_Supplied text_.
● ● ● ● ●

In addition, the Comcast cable hub required for cable casting is a structural and economic reality. It is $100 per foot to run a connection to our facility from the nearest cable hub. Further, many negotiations fell apart due to tenuous funding partnerships caused by shifts in town governance, town managers, and school superintendents over the past few years.

We are not complaining — life happens — but the existential need to move our operations requires us to cut through the storm and stress of everything that is going on in Amherst to secure the best site possible and as quickly as we can within our financial constraints. We purchased property on Main Street in the center of town for $340,000 in 2013, and intend to submit a revised plan to the Planning Board in two months that we hope will be approved. We will do whatever we can to make the building exterior and overall design compatible with the historic district where the land is located.

Amherst as a community must continue to move forward while respecting the past. Life is change. Amherst Media helps democracy work as the town’s provider of Public-Education-Government coverage on cable television. As part of the democratic process, we welcome community input and will do our best to respond in our revised plan to the valuable comments and suggestions we have received.

● ● ● ● ●

_Rows_.
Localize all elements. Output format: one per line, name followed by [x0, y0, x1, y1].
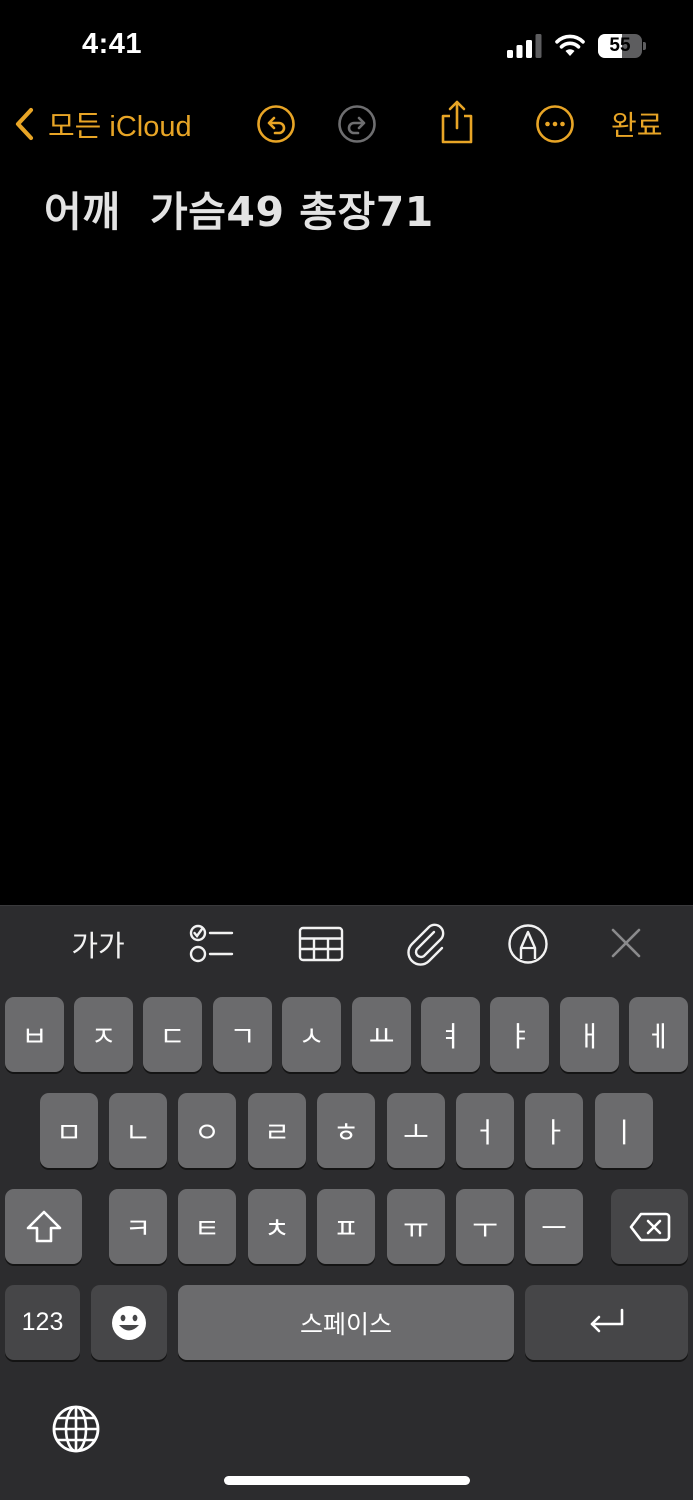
- paperclip-icon[interactable]: [404, 922, 450, 966]
- status-bar: 4:41 55: [0, 0, 693, 92]
- key-bieup[interactable]: ㅂ: [5, 997, 64, 1072]
- wifi-icon: [555, 34, 585, 56]
- key-eo[interactable]: ㅓ: [456, 1093, 514, 1168]
- return-icon: [590, 1308, 623, 1332]
- checklist-icon[interactable]: [186, 922, 236, 966]
- key-giyeok[interactable]: ㄱ: [213, 997, 272, 1072]
- emoji-key[interactable]: [91, 1285, 167, 1360]
- share-icon[interactable]: [437, 98, 477, 146]
- key-nieun[interactable]: ㄴ: [109, 1093, 167, 1168]
- back-button-label: 모든 iCloud: [48, 111, 192, 143]
- key-a[interactable]: ㅏ: [525, 1093, 583, 1168]
- space-key[interactable]: 스페이스: [178, 1285, 514, 1360]
- key-kieuk[interactable]: ㅋ: [109, 1189, 167, 1264]
- delete-icon: [629, 1212, 670, 1241]
- key-mieum[interactable]: ㅁ: [40, 1093, 98, 1168]
- undo-icon[interactable]: [256, 104, 296, 144]
- key-yeo[interactable]: ㅕ: [421, 997, 480, 1072]
- done-button[interactable]: 완료: [611, 104, 663, 144]
- home-indicator: [224, 1476, 470, 1485]
- table-icon[interactable]: [296, 922, 346, 966]
- text-style-button[interactable]: 가가: [66, 922, 130, 966]
- key-rieul[interactable]: ㄹ: [248, 1093, 306, 1168]
- signal-icon: [507, 34, 542, 58]
- numbers-key[interactable]: 123: [5, 1285, 80, 1360]
- redo-icon[interactable]: [337, 104, 377, 144]
- battery-icon: 55: [598, 34, 646, 58]
- key-ya[interactable]: ㅑ: [490, 997, 549, 1072]
- close-icon[interactable]: [606, 922, 646, 966]
- status-time: 4:41: [82, 28, 143, 60]
- delete-key[interactable]: [611, 1189, 688, 1264]
- battery-level: 55: [609, 35, 631, 56]
- key-siot[interactable]: ㅅ: [282, 997, 341, 1072]
- shift-key[interactable]: [5, 1189, 82, 1264]
- keyboard: ㅂ ㅈ ㄷ ㄱ ㅅ ㅛ ㅕ ㅑ ㅐ ㅔ ㅁ ㄴ ㅇ ㄹ ㅎ ㅗ ㅓ ㅏ ㅣ ㅋ …: [0, 982, 693, 1500]
- key-o[interactable]: ㅗ: [387, 1093, 445, 1168]
- return-key[interactable]: [525, 1285, 688, 1360]
- key-digeut[interactable]: ㄷ: [143, 997, 202, 1072]
- key-tieut[interactable]: ㅌ: [178, 1189, 236, 1264]
- key-chieut[interactable]: ㅊ: [248, 1189, 306, 1264]
- note-nav-bar: 모든 iCloud 완료: [0, 92, 693, 156]
- key-yu[interactable]: ㅠ: [387, 1189, 445, 1264]
- key-ieung[interactable]: ㅇ: [178, 1093, 236, 1168]
- markup-pen-icon[interactable]: [506, 922, 550, 966]
- key-i[interactable]: ㅣ: [595, 1093, 653, 1168]
- key-eu[interactable]: ㅡ: [525, 1189, 583, 1264]
- globe-icon[interactable]: [50, 1403, 102, 1455]
- key-pieup[interactable]: ㅍ: [317, 1189, 375, 1264]
- chevron-left-icon: [15, 107, 34, 141]
- emoji-icon: [112, 1305, 146, 1340]
- key-yo[interactable]: ㅛ: [352, 997, 411, 1072]
- more-icon[interactable]: [535, 104, 575, 144]
- back-button[interactable]: 모든 iCloud: [14, 102, 192, 146]
- key-e[interactable]: ㅔ: [629, 997, 688, 1072]
- key-jieut[interactable]: ㅈ: [74, 997, 133, 1072]
- key-u[interactable]: ㅜ: [456, 1189, 514, 1264]
- format-toolbar: 가가: [0, 905, 693, 982]
- note-body[interactable]: 어깨 가슴49 총장71: [44, 178, 434, 238]
- key-ae[interactable]: ㅐ: [560, 997, 619, 1072]
- shift-icon: [26, 1210, 61, 1242]
- key-hieut[interactable]: ㅎ: [317, 1093, 375, 1168]
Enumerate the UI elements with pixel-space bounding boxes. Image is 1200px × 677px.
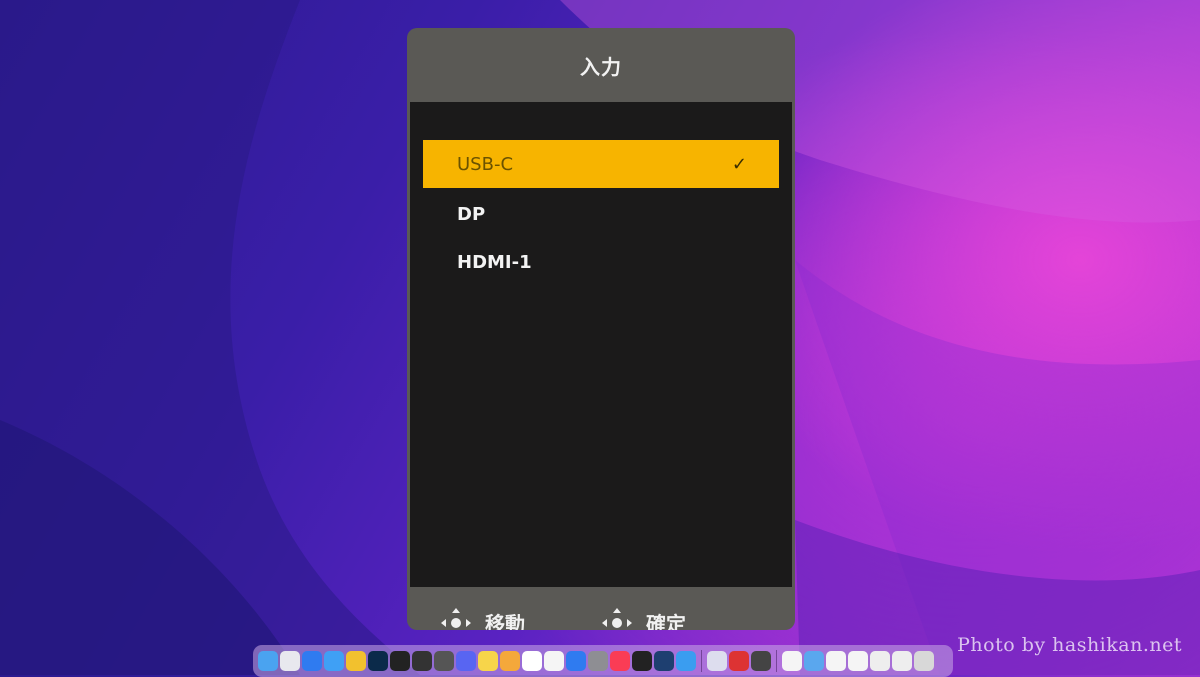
input-item-hdmi-1[interactable]: HDMI-1 (423, 238, 779, 286)
input-item-label: HDMI-1 (457, 251, 532, 273)
pdf-icon[interactable] (729, 651, 749, 671)
dock-separator (701, 650, 702, 672)
osd-footer: 移動 確定 (407, 587, 795, 630)
confirm-label: 確定 (646, 612, 686, 630)
input-item-dp[interactable]: DP (423, 190, 779, 238)
input-osd-panel: 入力 USB-C ✓ DP HDMI-1 移動 確定 (407, 28, 795, 630)
document-3-icon[interactable] (848, 651, 868, 671)
trash-icon[interactable] (914, 651, 934, 671)
safari-icon[interactable] (324, 651, 344, 671)
dock-separator (776, 650, 777, 672)
photoshop-icon[interactable] (654, 651, 674, 671)
input-source-list: USB-C ✓ DP HDMI-1 (410, 102, 792, 587)
lightroom-icon[interactable] (368, 651, 388, 671)
final-cut-icon[interactable] (412, 651, 432, 671)
notes-icon[interactable] (478, 651, 498, 671)
preview-icon[interactable] (707, 651, 727, 671)
move-label: 移動 (485, 612, 525, 630)
input-item-label: DP (457, 203, 486, 225)
photo-credit-watermark: Photo by hashikan.net (957, 634, 1182, 656)
photos-icon[interactable] (500, 651, 520, 671)
image-2-icon[interactable] (892, 651, 912, 671)
image-icon[interactable] (870, 651, 890, 671)
document-icon[interactable] (782, 651, 802, 671)
app-store-icon[interactable] (302, 651, 322, 671)
document-2-icon[interactable] (826, 651, 846, 671)
notepad-icon[interactable] (544, 651, 564, 671)
music-icon[interactable] (610, 651, 630, 671)
joystick-move-icon (441, 607, 471, 628)
folder-icon[interactable] (804, 651, 824, 671)
joystick-confirm-icon (602, 607, 632, 628)
input-item-label: USB-C (457, 153, 514, 175)
terminal-icon[interactable] (632, 651, 652, 671)
checkmark-icon: ✓ (731, 153, 747, 175)
launchpad-icon[interactable] (280, 651, 300, 671)
app-store-2-icon[interactable] (566, 651, 586, 671)
input-item-usb-c[interactable]: USB-C ✓ (423, 140, 779, 188)
discord-icon[interactable] (456, 651, 476, 671)
chrome-icon[interactable] (346, 651, 366, 671)
quicktime-icon[interactable] (434, 651, 454, 671)
reminders-icon[interactable] (522, 651, 542, 671)
move-hint: 移動 (439, 606, 525, 630)
settings-icon[interactable] (588, 651, 608, 671)
osd-title: 入力 (580, 54, 622, 79)
network-icon[interactable] (676, 651, 696, 671)
davinci-icon[interactable] (390, 651, 410, 671)
confirm-hint: 確定 (600, 606, 686, 630)
finder-icon[interactable] (258, 651, 278, 671)
logic-icon[interactable] (751, 651, 771, 671)
macos-dock (253, 645, 953, 677)
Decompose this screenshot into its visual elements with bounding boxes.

● ● ● ● ●

In the Amherst Media text, how much did the group pay for its property on Main Street? The material comes from a different source than the text.

_Solved exercise_. $340,000, in 2013.